** START OF GIVEN ENTRIES **
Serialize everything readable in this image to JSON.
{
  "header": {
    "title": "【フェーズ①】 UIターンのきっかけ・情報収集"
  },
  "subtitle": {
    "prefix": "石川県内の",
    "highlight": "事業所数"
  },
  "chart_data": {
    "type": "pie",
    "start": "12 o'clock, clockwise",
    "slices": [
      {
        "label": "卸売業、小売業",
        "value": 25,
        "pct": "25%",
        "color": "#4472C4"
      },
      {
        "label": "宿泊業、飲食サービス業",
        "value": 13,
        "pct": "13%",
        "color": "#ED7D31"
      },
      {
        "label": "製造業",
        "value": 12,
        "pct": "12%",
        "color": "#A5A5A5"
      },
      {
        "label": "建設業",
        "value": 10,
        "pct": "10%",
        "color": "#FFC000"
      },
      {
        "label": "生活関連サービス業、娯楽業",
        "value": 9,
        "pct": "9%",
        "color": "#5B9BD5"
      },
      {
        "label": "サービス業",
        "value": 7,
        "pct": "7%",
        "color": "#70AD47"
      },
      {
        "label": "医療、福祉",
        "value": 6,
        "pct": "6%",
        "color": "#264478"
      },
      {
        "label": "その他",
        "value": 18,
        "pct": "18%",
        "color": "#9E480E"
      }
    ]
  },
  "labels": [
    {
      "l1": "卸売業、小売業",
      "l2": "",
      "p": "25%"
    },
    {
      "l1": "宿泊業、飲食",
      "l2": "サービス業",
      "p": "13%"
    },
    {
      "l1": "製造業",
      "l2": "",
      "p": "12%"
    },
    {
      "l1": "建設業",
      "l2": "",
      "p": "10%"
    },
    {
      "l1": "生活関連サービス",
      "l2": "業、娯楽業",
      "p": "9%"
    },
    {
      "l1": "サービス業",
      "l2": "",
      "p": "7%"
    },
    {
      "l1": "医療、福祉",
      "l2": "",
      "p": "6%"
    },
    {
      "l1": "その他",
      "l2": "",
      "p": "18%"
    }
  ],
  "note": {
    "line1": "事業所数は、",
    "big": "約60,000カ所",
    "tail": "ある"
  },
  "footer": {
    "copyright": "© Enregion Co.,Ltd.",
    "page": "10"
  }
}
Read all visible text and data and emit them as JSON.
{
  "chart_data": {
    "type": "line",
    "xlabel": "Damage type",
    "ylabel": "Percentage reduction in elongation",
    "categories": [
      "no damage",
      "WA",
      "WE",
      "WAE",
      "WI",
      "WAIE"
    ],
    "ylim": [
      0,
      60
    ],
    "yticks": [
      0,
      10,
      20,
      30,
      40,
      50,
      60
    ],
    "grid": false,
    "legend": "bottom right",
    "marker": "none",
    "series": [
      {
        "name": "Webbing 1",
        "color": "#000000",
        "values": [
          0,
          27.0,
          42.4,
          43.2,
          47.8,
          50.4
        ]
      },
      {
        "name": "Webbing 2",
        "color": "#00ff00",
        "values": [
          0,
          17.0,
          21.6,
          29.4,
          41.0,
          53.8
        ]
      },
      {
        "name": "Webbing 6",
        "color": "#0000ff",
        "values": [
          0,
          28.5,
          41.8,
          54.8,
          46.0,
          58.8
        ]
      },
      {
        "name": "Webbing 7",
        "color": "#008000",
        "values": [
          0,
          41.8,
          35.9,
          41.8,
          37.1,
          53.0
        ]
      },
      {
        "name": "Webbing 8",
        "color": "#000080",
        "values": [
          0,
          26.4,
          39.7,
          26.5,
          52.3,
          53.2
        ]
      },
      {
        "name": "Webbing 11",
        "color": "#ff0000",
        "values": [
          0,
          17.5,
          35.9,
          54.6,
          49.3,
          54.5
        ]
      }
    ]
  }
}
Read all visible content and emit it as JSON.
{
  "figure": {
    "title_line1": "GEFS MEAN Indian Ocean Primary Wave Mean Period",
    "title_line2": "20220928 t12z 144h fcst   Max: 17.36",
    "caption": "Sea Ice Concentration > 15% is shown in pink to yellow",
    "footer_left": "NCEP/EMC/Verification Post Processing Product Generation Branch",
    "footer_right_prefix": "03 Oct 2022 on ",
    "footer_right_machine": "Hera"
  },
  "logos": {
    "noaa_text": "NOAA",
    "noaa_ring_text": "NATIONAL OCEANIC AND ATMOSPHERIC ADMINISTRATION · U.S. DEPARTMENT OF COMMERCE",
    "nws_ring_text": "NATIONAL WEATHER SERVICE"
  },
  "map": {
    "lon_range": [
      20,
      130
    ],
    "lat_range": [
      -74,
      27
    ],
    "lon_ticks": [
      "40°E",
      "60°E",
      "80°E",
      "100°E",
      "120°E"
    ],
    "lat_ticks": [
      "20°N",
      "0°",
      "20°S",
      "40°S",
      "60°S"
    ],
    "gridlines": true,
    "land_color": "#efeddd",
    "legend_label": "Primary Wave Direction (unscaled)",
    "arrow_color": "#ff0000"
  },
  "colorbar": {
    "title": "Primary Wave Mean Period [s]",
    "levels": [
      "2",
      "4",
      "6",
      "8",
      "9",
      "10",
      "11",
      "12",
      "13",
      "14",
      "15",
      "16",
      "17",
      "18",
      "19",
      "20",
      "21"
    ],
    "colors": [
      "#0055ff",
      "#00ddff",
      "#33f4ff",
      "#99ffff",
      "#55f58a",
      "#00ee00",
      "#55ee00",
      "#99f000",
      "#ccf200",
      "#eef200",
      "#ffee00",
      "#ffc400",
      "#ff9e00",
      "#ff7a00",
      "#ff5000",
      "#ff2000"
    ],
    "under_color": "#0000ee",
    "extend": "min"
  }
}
** END OF GIVEN ENTRIES **
DESCRIPTION OF THE TASK
Please quote every record above exactly as it appears.

SOLUTION FOR THIS EXERCISE
Serialize everything readable in this image to JSON.
{
  "header": {
    "title": "【フェーズ①】 UIターンのきっかけ・情報収集"
  },
  "subtitle": {
    "prefix": "石川県内の",
    "highlight": "事業所数"
  },
  "chart_data": {
    "type": "pie",
    "start": "12 o'clock, clockwise",
    "slices": [
      {
        "label": "卸売業、小売業",
        "value": 25,
        "pct": "25%",
        "color": "#4472C4"
      },
      {
        "label": "宿泊業、飲食サービス業",
        "value": 13,
        "pct": "13%",
        "color": "#ED7D31"
      },
      {
        "label": "製造業",
        "value": 12,
        "pct": "12%",
        "color": "#A5A5A5"
      },
      {
        "label": "建設業",
        "value": 10,
        "pct": "10%",
        "color": "#FFC000"
      },
      {
        "label": "生活関連サービス業、娯楽業",
        "value": 9,
        "pct": "9%",
        "color": "#5B9BD5"
      },
      {
        "label": "サービス業",
        "value": 7,
        "pct": "7%",
        "color": "#70AD47"
      },
      {
        "label": "医療、福祉",
        "value": 6,
        "pct": "6%",
        "color": "#264478"
      },
      {
        "label": "その他",
        "value": 18,
        "pct": "18%",
        "color": "#9E480E"
      }
    ]
  },
  "labels": [
    {
      "l1": "卸売業、小売業",
      "l2": "",
      "p": "25%"
    },
    {
      "l1": "宿泊業、飲食",
      "l2": "サービス業",
      "p": "13%"
    },
    {
      "l1": "製造業",
      "l2": "",
      "p": "12%"
    },
    {
      "l1": "建設業",
      "l2": "",
      "p": "10%"
    },
    {
      "l1": "生活関連サービス",
      "l2": "業、娯楽業",
      "p": "9%"
    },
    {
      "l1": "サービス業",
      "l2": "",
      "p": "7%"
    },
    {
      "l1": "医療、福祉",
      "l2": "",
      "p": "6%"
    },
    {
      "l1": "その他",
      "l2": "",
      "p": "18%"
    }
  ],
  "note": {
    "line1": "事業所数は、",
    "big": "約60,000カ所",
    "tail": "ある"
  },
  "footer": {
    "copyright": "© Enregion Co.,Ltd.",
    "page": "10"
  }
}
Read all visible text and data and emit them as JSON.
{
  "chart_data": {
    "type": "line",
    "xlabel": "Damage type",
    "ylabel": "Percentage reduction in elongation",
    "categories": [
      "no damage",
      "WA",
      "WE",
      "WAE",
      "WI",
      "WAIE"
    ],
    "ylim": [
      0,
      60
    ],
    "yticks": [
      0,
      10,
      20,
      30,
      40,
      50,
      60
    ],
    "grid": false,
    "legend": "bottom right",
    "marker": "none",
    "series": [
      {
        "name": "Webbing 1",
        "color": "#000000",
        "values": [
          0,
          27.0,
          42.4,
          43.2,
          47.8,
          50.4
        ]
      },
      {
        "name": "Webbing 2",
        "color": "#00ff00",
        "values": [
          0,
          17.0,
          21.6,
          29.4,
          41.0,
          53.8
        ]
      },
      {
        "name": "Webbing 6",
        "color": "#0000ff",
        "values": [
          0,
          28.5,
          41.8,
          54.8,
          46.0,
          58.8
        ]
      },
      {
        "name": "Webbing 7",
        "color": "#008000",
        "values": [
          0,
          41.8,
          35.9,
          41.8,
          37.1,
          53.0
        ]
      },
      {
        "name": "Webbing 8",
        "color": "#000080",
        "values": [
          0,
          26.4,
          39.7,
          26.5,
          52.3,
          53.2
        ]
      },
      {
        "name": "Webbing 11",
        "color": "#ff0000",
        "values": [
          0,
          17.5,
          35.9,
          54.6,
          49.3,
          54.5
        ]
      }
    ]
  }
}
Read all visible content and emit it as JSON.
{
  "figure": {
    "title_line1": "GEFS MEAN Indian Ocean Primary Wave Mean Period",
    "title_line2": "20220928 t12z 144h fcst   Max: 17.36",
    "caption": "Sea Ice Concentration > 15% is shown in pink to yellow",
    "footer_left": "NCEP/EMC/Verification Post Processing Product Generation Branch",
    "footer_right_prefix": "03 Oct 2022 on ",
    "footer_right_machine": "Hera"
  },
  "logos": {
    "noaa_text": "NOAA",
    "noaa_ring_text": "NATIONAL OCEANIC AND ATMOSPHERIC ADMINISTRATION · U.S. DEPARTMENT OF COMMERCE",
    "nws_ring_text": "NATIONAL WEATHER SERVICE"
  },
  "map": {
    "lon_range": [
      20,
      130
    ],
    "lat_range": [
      -74,
      27
    ],
    "lon_ticks": [
      "40°E",
      "60°E",
      "80°E",
      "100°E",
      "120°E"
    ],
    "lat_ticks": [
      "20°N",
      "0°",
      "20°S",
      "40°S",
      "60°S"
    ],
    "gridlines": true,
    "land_color": "#efeddd",
    "legend_label": "Primary Wave Direction (unscaled)",
    "arrow_color": "#ff0000"
  },
  "colorbar": {
    "title": "Primary Wave Mean Period [s]",
    "levels": [
      "2",
      "4",
      "6",
      "8",
      "9",
      "10",
      "11",
      "12",
      "13",
      "14",
      "15",
      "16",
      "17",
      "18",
      "19",
      "20",
      "21"
    ],
    "colors": [
      "#0055ff",
      "#00ddff",
      "#33f4ff",
      "#99ffff",
      "#55f58a",
      "#00ee00",
      "#55ee00",
      "#99f000",
      "#ccf200",
      "#eef200",
      "#ffee00",
      "#ffc400",
      "#ff9e00",
      "#ff7a00",
      "#ff5000",
      "#ff2000"
    ],
    "under_color": "#0000ee",
    "extend": "min"
  }
}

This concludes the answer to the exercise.